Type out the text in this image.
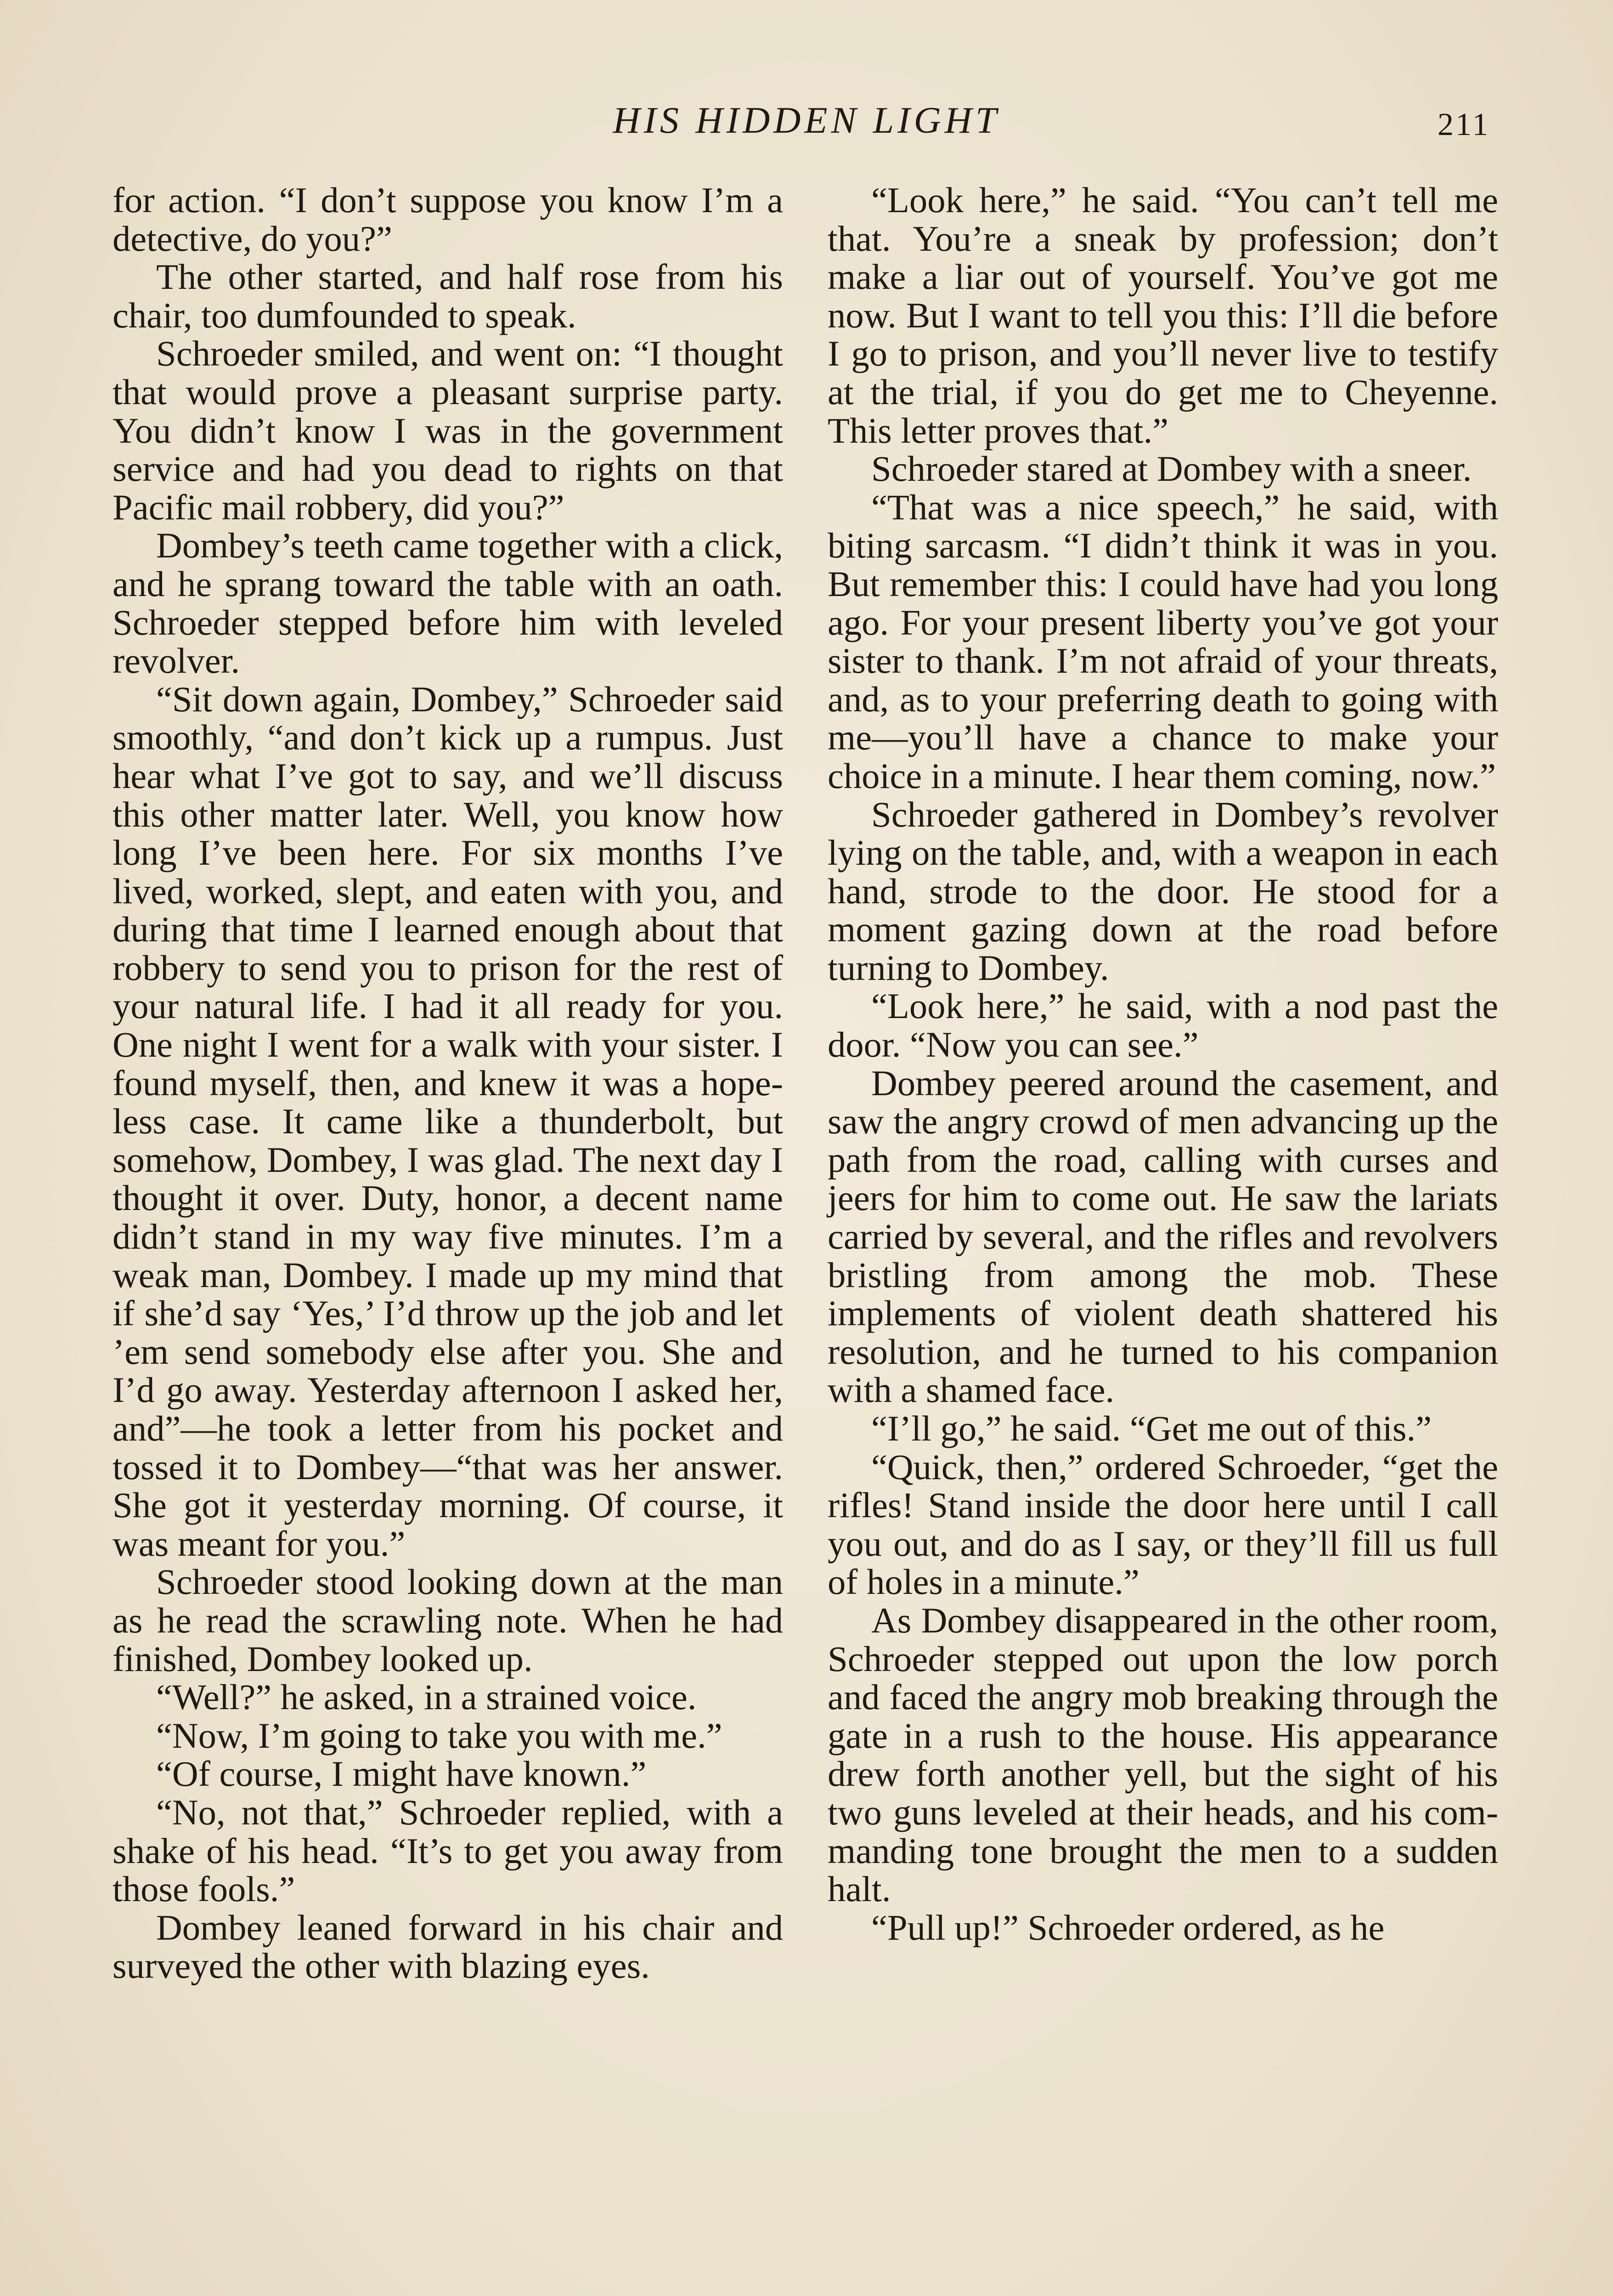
HIS HIDDEN LIGHT	211

for action. “I don’t suppose you know I’m a detective, do you?”

The other started, and half rose from his chair, too dumfounded to speak.

Schroeder smiled, and went on: “I thought that would prove a pleasant surprise party. You didn’t know I was in the government service and had you dead to rights on that Pacific mail robbery, did you?”

Dombey’s teeth came together with a click, and he sprang toward the table with an oath. Schroeder stepped before him with leveled revolver.

“Sit down again, Dombey,” Schroeder said smoothly, “and don’t kick up a rumpus. Just hear what I’ve got to say, and we’ll discuss this other matter later. Well, you know how long I’ve been here. For six months I’ve lived, worked, slept, and eaten with you, and during that time I learned enough about that robbery to send you to prison for the rest of your natural life. I had it all ready for you. One night I went for a walk with your sister. I found myself, then, and knew it was a hopeless case. It came like a thunderbolt, but somehow, Dombey, I was glad. The next day I thought it over. Duty, honor, a decent name didn’t stand in my way five minutes. I’m a weak man, Dombey. I made up my mind that if she’d say ‘Yes,’ I’d throw up the job and let ’em send somebody else after you. She and I’d go away. Yesterday afternoon I asked her, and”—he took a letter from his pocket and tossed it to Dombey—“that was her answer. She got it yesterday morning. Of course, it was meant for you.”

Schroeder stood looking down at the man as he read the scrawling note. When he had finished, Dombey looked up.

“Well?” he asked, in a strained voice.

“Now, I’m going to take you with me.”

“Of course, I might have known.”

“No, not that,” Schroeder replied, with a shake of his head. “It’s to get you away from those fools.”

Dombey leaned forward in his chair and surveyed the other with blazing eyes.

“Look here,” he said. “You can’t tell me that. You’re a sneak by profession; don’t make a liar out of yourself. You’ve got me now. But I want to tell you this: I’ll die before I go to prison, and you’ll never live to testify at the trial, if you do get me to Cheyenne. This letter proves that.”

Schroeder stared at Dombey with a sneer.

“That was a nice speech,” he said, with biting sarcasm. “I didn’t think it was in you. But remember this: I could have had you long ago. For your present liberty you’ve got your sister to thank. I’m not afraid of your threats, and, as to your preferring death to going with me—you’ll have a chance to make your choice in a minute. I hear them coming, now.”

Schroeder gathered in Dombey’s revolver lying on the table, and, with a weapon in each hand, strode to the door. He stood for a moment gazing down at the road before turning to Dombey.

“Look here,” he said, with a nod past the door. “Now you can see.”

Dombey peered around the casement, and saw the angry crowd of men advancing up the path from the road, calling with curses and jeers for him to come out. He saw the lariats carried by several, and the rifles and revolvers bristling from among the mob. These implements of violent death shattered his resolution, and he turned to his companion with a shamed face.

“I’ll go,” he said. “Get me out of this.”

“Quick, then,” ordered Schroeder, “get the rifles! Stand inside the door here until I call you out, and do as I say, or they’ll fill us full of holes in a minute.”

As Dombey disappeared in the other room, Schroeder stepped out upon the low porch and faced the angry mob breaking through the gate in a rush to the house. His appearance drew forth another yell, but the sight of his two guns leveled at their heads, and his commanding tone brought the men to a sudden halt.

“Pull up!” Schroeder ordered, as he
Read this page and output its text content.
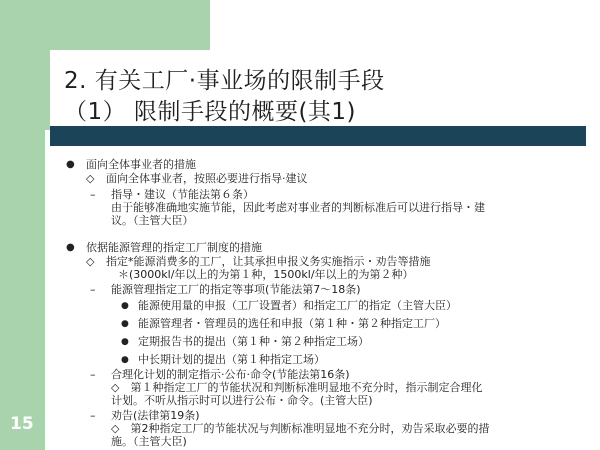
2. 有关工厂·事业场的限制手段
（1） 限制手段的概要(其1)
15
● 面向全体事业者的措施
◇ 面向全体事业者，按照必要进行指导·建议
– 指导・建议（节能法第６条）
由于能够准确地实施节能，因此考虑对事业者的判断标准后可以进行指导・建
议。（主管大臣）
● 依据能源管理的指定工厂制度的措施
◇ 指定*能源消费多的工厂，让其承担申报义务实施指示・劝告等措施
＊(3000kl/年以上的为第１种，1500kl/年以上的为第２种）
– 能源管理指定工厂的指定等事项(节能法第7～18条)
● 能源使用量的申报（工厂设置者）和指定工厂的指定（主管大臣）
● 能源管理者・管理员的选任和申报（第１种・第２种指定工厂）
● 定期报告书的提出（第１种・第２种指定工场）
● 中长期计划的提出（第１种指定工场）
– 合理化计划的制定指示·公布·命令(节能法第16条)
◇　第１种指定工厂的节能状况和判断标准明显地不充分时，指示制定合理化
计划。不听从指示时可以进行公布・命令。(主管大臣)
– 劝告(法律第19条)
◇　第2种指定工厂的节能状况与判断标准明显地不充分时，劝告采取必要的措
施。（主管大臣)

********

→ DIRECTIONS:
Scan the data above and copy every line with "stood" in it.

→ EXPECTED ANSWER:
Schroeder stood looking down at the man as he read the scrawling note. When he had finished, Dombey looked up.
Schroeder gathered in Dombey’s revolver lying on the table, and, with a weapon in each hand, strode to the door. He stood for a moment gazing down at the road before turning to Dombey.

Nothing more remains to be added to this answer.